EXERCISE:
Return all of the data exactly, with nothing left out but the pictures.

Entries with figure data
═══

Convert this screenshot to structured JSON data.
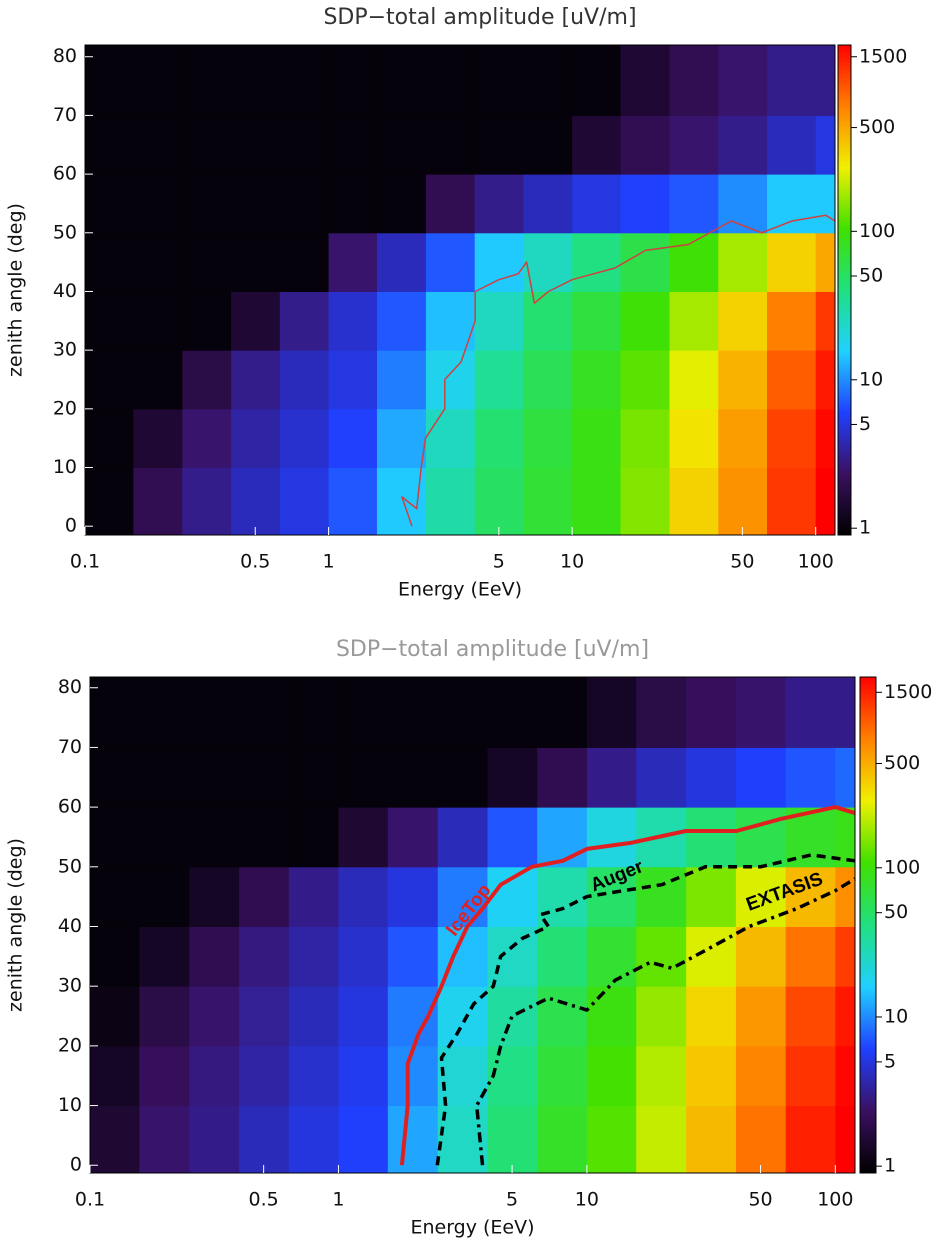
{
  "chart_data": [
    {
      "type": "heatmap",
      "title": "SDP−total amplitude [uV/m]",
      "xlabel": "Energy (EeV)",
      "ylabel": "zenith angle (deg)",
      "xscale": "log",
      "xlim": [
        0.1,
        120
      ],
      "xticks": [
        0.1,
        0.5,
        1,
        5,
        10,
        50,
        100
      ],
      "ylim": [
        -1.5,
        82
      ],
      "yticks": [
        0,
        10,
        20,
        30,
        40,
        50,
        60,
        70,
        80
      ],
      "xbins": [
        0.1,
        0.158,
        0.251,
        0.398,
        0.631,
        1,
        1.58,
        2.51,
        3.98,
        6.31,
        10,
        15.8,
        25.1,
        39.8,
        63.1,
        100,
        120
      ],
      "ybins": [
        -1.5,
        10,
        20,
        30,
        40,
        50,
        60,
        70,
        82
      ],
      "values": [
        [
          1,
          2,
          3,
          4,
          5,
          7,
          15,
          30,
          50,
          70,
          90,
          150,
          350,
          600,
          1200,
          1800
        ],
        [
          1,
          1.5,
          2.5,
          3.5,
          4.5,
          6,
          12,
          25,
          45,
          65,
          90,
          140,
          300,
          550,
          1100,
          1700
        ],
        [
          1,
          1,
          1.8,
          3,
          4,
          5,
          9,
          18,
          35,
          55,
          80,
          120,
          250,
          450,
          900,
          1500
        ],
        [
          1,
          1,
          1,
          1.5,
          3,
          4.5,
          7,
          14,
          25,
          45,
          65,
          100,
          180,
          350,
          700,
          1200
        ],
        [
          1,
          1,
          1,
          1,
          1,
          2.5,
          4,
          7,
          15,
          25,
          40,
          60,
          100,
          180,
          350,
          500
        ],
        [
          1,
          1,
          1,
          1,
          1,
          1,
          1,
          2,
          3,
          4,
          5,
          6,
          7,
          10,
          15,
          15
        ],
        [
          1,
          1,
          1,
          1,
          1,
          1,
          1,
          1,
          1,
          1,
          1.5,
          2,
          2.5,
          3,
          4,
          5
        ],
        [
          1,
          1,
          1,
          1,
          1,
          1,
          1,
          1,
          1,
          1,
          1,
          1.5,
          2,
          2.5,
          3,
          3
        ]
      ],
      "colormap": [
        "#000000",
        "#3a1060",
        "#2040ff",
        "#20d0ff",
        "#20e080",
        "#40e000",
        "#f0f000",
        "#ff8000",
        "#ff0000"
      ],
      "colorbar": {
        "scale": "log",
        "lim": [
          0.9,
          1800
        ],
        "ticks": [
          1,
          5,
          10,
          50,
          100,
          500,
          1500
        ]
      },
      "title_color": "#333333",
      "contours": [
        {
          "color": "#d04040",
          "dash": "solid",
          "width": 1.5,
          "x": [
            2.2,
            2.0,
            2.3,
            2.4,
            2.5,
            3,
            3,
            3.5,
            4,
            4,
            5,
            6,
            6.5,
            7,
            8,
            10,
            15,
            20,
            30,
            45,
            60,
            80,
            110,
            120
          ],
          "y": [
            0,
            5,
            3,
            10,
            15,
            20,
            25,
            28,
            35,
            40,
            42,
            43,
            45,
            38,
            40,
            42,
            44,
            47,
            48,
            52,
            50,
            52,
            53,
            52
          ]
        }
      ]
    },
    {
      "type": "heatmap",
      "title": "SDP−total amplitude [uV/m]",
      "xlabel": "Energy (EeV)",
      "ylabel": "zenith angle (deg)",
      "xscale": "log",
      "xlim": [
        0.1,
        120
      ],
      "xticks": [
        0.1,
        0.5,
        1,
        5,
        10,
        50,
        100
      ],
      "ylim": [
        -1.3,
        81.8
      ],
      "yticks": [
        0,
        10,
        20,
        30,
        40,
        50,
        60,
        70,
        80
      ],
      "xbins": [
        0.1,
        0.158,
        0.251,
        0.398,
        0.631,
        1,
        1.58,
        2.51,
        3.98,
        6.31,
        10,
        15.8,
        25.1,
        39.8,
        63.1,
        100,
        120
      ],
      "ybins": [
        -1.3,
        10,
        20,
        30,
        40,
        50,
        60,
        70,
        81.8
      ],
      "values": [
        [
          1.5,
          2.5,
          3,
          4,
          5,
          6,
          12,
          25,
          45,
          80,
          120,
          220,
          450,
          800,
          1500,
          2000
        ],
        [
          1.3,
          2.2,
          2.8,
          3.5,
          4.5,
          5.5,
          10,
          22,
          40,
          70,
          110,
          200,
          400,
          700,
          1300,
          1800
        ],
        [
          1.1,
          1.8,
          2.5,
          3.2,
          4,
          5,
          9,
          18,
          33,
          60,
          95,
          170,
          350,
          600,
          1100,
          1600
        ],
        [
          1,
          1.3,
          2,
          2.8,
          3.5,
          4.5,
          7,
          14,
          25,
          45,
          75,
          130,
          250,
          450,
          800,
          1200
        ],
        [
          1,
          1,
          1.3,
          2,
          3,
          4,
          5,
          9,
          17,
          30,
          50,
          85,
          150,
          250,
          450,
          650
        ],
        [
          1,
          1,
          1,
          1,
          1,
          1.5,
          2.5,
          4,
          7,
          12,
          20,
          30,
          45,
          60,
          80,
          90
        ],
        [
          1,
          1,
          1,
          1,
          1,
          1,
          1,
          1,
          1.3,
          2,
          3,
          4,
          5,
          6,
          7,
          8
        ],
        [
          1,
          1,
          1,
          1,
          1,
          1,
          1,
          1,
          1,
          1,
          1.3,
          1.8,
          2.2,
          2.5,
          3,
          3
        ]
      ],
      "colormap": [
        "#000000",
        "#3a1060",
        "#2040ff",
        "#20d0ff",
        "#20e080",
        "#40e000",
        "#f0f000",
        "#ff8000",
        "#ff0000"
      ],
      "colorbar": {
        "scale": "log",
        "lim": [
          0.9,
          1900
        ],
        "ticks": [
          1,
          5,
          10,
          50,
          100,
          500,
          1500
        ]
      },
      "title_color": "#999999",
      "contours": [
        {
          "name": "IceTop",
          "color": "#e02020",
          "dash": "solid",
          "width": 4,
          "x": [
            1.8,
            1.9,
            1.9,
            2.1,
            2.3,
            2.6,
            2.9,
            3.3,
            3.8,
            4.5,
            6,
            8,
            10,
            15,
            25,
            40,
            60,
            100,
            120
          ],
          "y": [
            0,
            10,
            17,
            22,
            25,
            30,
            35,
            40,
            43,
            47,
            50,
            51,
            53,
            54,
            56,
            56,
            58,
            60,
            59
          ]
        },
        {
          "name": "Auger",
          "color": "#000000",
          "dash": "dashed",
          "width": 3.5,
          "x": [
            2.5,
            2.7,
            2.6,
            3,
            3.5,
            4.2,
            4.5,
            5.5,
            7,
            6.5,
            8,
            10,
            14,
            20,
            30,
            50,
            80,
            120
          ],
          "y": [
            0,
            10,
            18,
            22,
            27,
            30,
            35,
            38,
            40,
            42,
            43,
            45,
            46,
            47,
            50,
            50,
            52,
            51
          ]
        },
        {
          "name": "EXTASIS",
          "color": "#000000",
          "dash": "dashdot",
          "width": 3.5,
          "x": [
            3.8,
            3.6,
            4.2,
            4.5,
            5,
            7,
            10,
            13,
            18,
            22,
            30,
            45,
            70,
            100,
            120
          ],
          "y": [
            0,
            10,
            15,
            20,
            25,
            28,
            26,
            31,
            34,
            33,
            36,
            40,
            43,
            46,
            48
          ]
        }
      ]
    }
  ]
}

═══

SOLUTION BELOW:
Convert this screenshot to structured JSON data.
{
  "chart_data": [
    {
      "type": "heatmap",
      "title": "SDP−total amplitude [uV/m]",
      "xlabel": "Energy (EeV)",
      "ylabel": "zenith angle (deg)",
      "xscale": "log",
      "xlim": [
        0.1,
        120
      ],
      "xticks": [
        0.1,
        0.5,
        1,
        5,
        10,
        50,
        100
      ],
      "ylim": [
        -1.5,
        82
      ],
      "yticks": [
        0,
        10,
        20,
        30,
        40,
        50,
        60,
        70,
        80
      ],
      "xbins": [
        0.1,
        0.158,
        0.251,
        0.398,
        0.631,
        1,
        1.58,
        2.51,
        3.98,
        6.31,
        10,
        15.8,
        25.1,
        39.8,
        63.1,
        100,
        120
      ],
      "ybins": [
        -1.5,
        10,
        20,
        30,
        40,
        50,
        60,
        70,
        82
      ],
      "values": [
        [
          1,
          2,
          3,
          4,
          5,
          7,
          15,
          30,
          50,
          70,
          90,
          150,
          350,
          600,
          1200,
          1800
        ],
        [
          1,
          1.5,
          2.5,
          3.5,
          4.5,
          6,
          12,
          25,
          45,
          65,
          90,
          140,
          300,
          550,
          1100,
          1700
        ],
        [
          1,
          1,
          1.8,
          3,
          4,
          5,
          9,
          18,
          35,
          55,
          80,
          120,
          250,
          450,
          900,
          1500
        ],
        [
          1,
          1,
          1,
          1.5,
          3,
          4.5,
          7,
          14,
          25,
          45,
          65,
          100,
          180,
          350,
          700,
          1200
        ],
        [
          1,
          1,
          1,
          1,
          1,
          2.5,
          4,
          7,
          15,
          25,
          40,
          60,
          100,
          180,
          350,
          500
        ],
        [
          1,
          1,
          1,
          1,
          1,
          1,
          1,
          2,
          3,
          4,
          5,
          6,
          7,
          10,
          15,
          15
        ],
        [
          1,
          1,
          1,
          1,
          1,
          1,
          1,
          1,
          1,
          1,
          1.5,
          2,
          2.5,
          3,
          4,
          5
        ],
        [
          1,
          1,
          1,
          1,
          1,
          1,
          1,
          1,
          1,
          1,
          1,
          1.5,
          2,
          2.5,
          3,
          3
        ]
      ],
      "colormap": [
        "#000000",
        "#3a1060",
        "#2040ff",
        "#20d0ff",
        "#20e080",
        "#40e000",
        "#f0f000",
        "#ff8000",
        "#ff0000"
      ],
      "colorbar": {
        "scale": "log",
        "lim": [
          0.9,
          1800
        ],
        "ticks": [
          1,
          5,
          10,
          50,
          100,
          500,
          1500
        ]
      },
      "title_color": "#333333",
      "contours": [
        {
          "color": "#d04040",
          "dash": "solid",
          "width": 1.5,
          "x": [
            2.2,
            2.0,
            2.3,
            2.4,
            2.5,
            3,
            3,
            3.5,
            4,
            4,
            5,
            6,
            6.5,
            7,
            8,
            10,
            15,
            20,
            30,
            45,
            60,
            80,
            110,
            120
          ],
          "y": [
            0,
            5,
            3,
            10,
            15,
            20,
            25,
            28,
            35,
            40,
            42,
            43,
            45,
            38,
            40,
            42,
            44,
            47,
            48,
            52,
            50,
            52,
            53,
            52
          ]
        }
      ]
    },
    {
      "type": "heatmap",
      "title": "SDP−total amplitude [uV/m]",
      "xlabel": "Energy (EeV)",
      "ylabel": "zenith angle (deg)",
      "xscale": "log",
      "xlim": [
        0.1,
        120
      ],
      "xticks": [
        0.1,
        0.5,
        1,
        5,
        10,
        50,
        100
      ],
      "ylim": [
        -1.3,
        81.8
      ],
      "yticks": [
        0,
        10,
        20,
        30,
        40,
        50,
        60,
        70,
        80
      ],
      "xbins": [
        0.1,
        0.158,
        0.251,
        0.398,
        0.631,
        1,
        1.58,
        2.51,
        3.98,
        6.31,
        10,
        15.8,
        25.1,
        39.8,
        63.1,
        100,
        120
      ],
      "ybins": [
        -1.3,
        10,
        20,
        30,
        40,
        50,
        60,
        70,
        81.8
      ],
      "values": [
        [
          1.5,
          2.5,
          3,
          4,
          5,
          6,
          12,
          25,
          45,
          80,
          120,
          220,
          450,
          800,
          1500,
          2000
        ],
        [
          1.3,
          2.2,
          2.8,
          3.5,
          4.5,
          5.5,
          10,
          22,
          40,
          70,
          110,
          200,
          400,
          700,
          1300,
          1800
        ],
        [
          1.1,
          1.8,
          2.5,
          3.2,
          4,
          5,
          9,
          18,
          33,
          60,
          95,
          170,
          350,
          600,
          1100,
          1600
        ],
        [
          1,
          1.3,
          2,
          2.8,
          3.5,
          4.5,
          7,
          14,
          25,
          45,
          75,
          130,
          250,
          450,
          800,
          1200
        ],
        [
          1,
          1,
          1.3,
          2,
          3,
          4,
          5,
          9,
          17,
          30,
          50,
          85,
          150,
          250,
          450,
          650
        ],
        [
          1,
          1,
          1,
          1,
          1,
          1.5,
          2.5,
          4,
          7,
          12,
          20,
          30,
          45,
          60,
          80,
          90
        ],
        [
          1,
          1,
          1,
          1,
          1,
          1,
          1,
          1,
          1.3,
          2,
          3,
          4,
          5,
          6,
          7,
          8
        ],
        [
          1,
          1,
          1,
          1,
          1,
          1,
          1,
          1,
          1,
          1,
          1.3,
          1.8,
          2.2,
          2.5,
          3,
          3
        ]
      ],
      "colormap": [
        "#000000",
        "#3a1060",
        "#2040ff",
        "#20d0ff",
        "#20e080",
        "#40e000",
        "#f0f000",
        "#ff8000",
        "#ff0000"
      ],
      "colorbar": {
        "scale": "log",
        "lim": [
          0.9,
          1900
        ],
        "ticks": [
          1,
          5,
          10,
          50,
          100,
          500,
          1500
        ]
      },
      "title_color": "#999999",
      "contours": [
        {
          "name": "IceTop",
          "color": "#e02020",
          "dash": "solid",
          "width": 4,
          "x": [
            1.8,
            1.9,
            1.9,
            2.1,
            2.3,
            2.6,
            2.9,
            3.3,
            3.8,
            4.5,
            6,
            8,
            10,
            15,
            25,
            40,
            60,
            100,
            120
          ],
          "y": [
            0,
            10,
            17,
            22,
            25,
            30,
            35,
            40,
            43,
            47,
            50,
            51,
            53,
            54,
            56,
            56,
            58,
            60,
            59
          ]
        },
        {
          "name": "Auger",
          "color": "#000000",
          "dash": "dashed",
          "width": 3.5,
          "x": [
            2.5,
            2.7,
            2.6,
            3,
            3.5,
            4.2,
            4.5,
            5.5,
            7,
            6.5,
            8,
            10,
            14,
            20,
            30,
            50,
            80,
            120
          ],
          "y": [
            0,
            10,
            18,
            22,
            27,
            30,
            35,
            38,
            40,
            42,
            43,
            45,
            46,
            47,
            50,
            50,
            52,
            51
          ]
        },
        {
          "name": "EXTASIS",
          "color": "#000000",
          "dash": "dashdot",
          "width": 3.5,
          "x": [
            3.8,
            3.6,
            4.2,
            4.5,
            5,
            7,
            10,
            13,
            18,
            22,
            30,
            45,
            70,
            100,
            120
          ],
          "y": [
            0,
            10,
            15,
            20,
            25,
            28,
            26,
            31,
            34,
            33,
            36,
            40,
            43,
            46,
            48
          ]
        }
      ]
    }
  ]
}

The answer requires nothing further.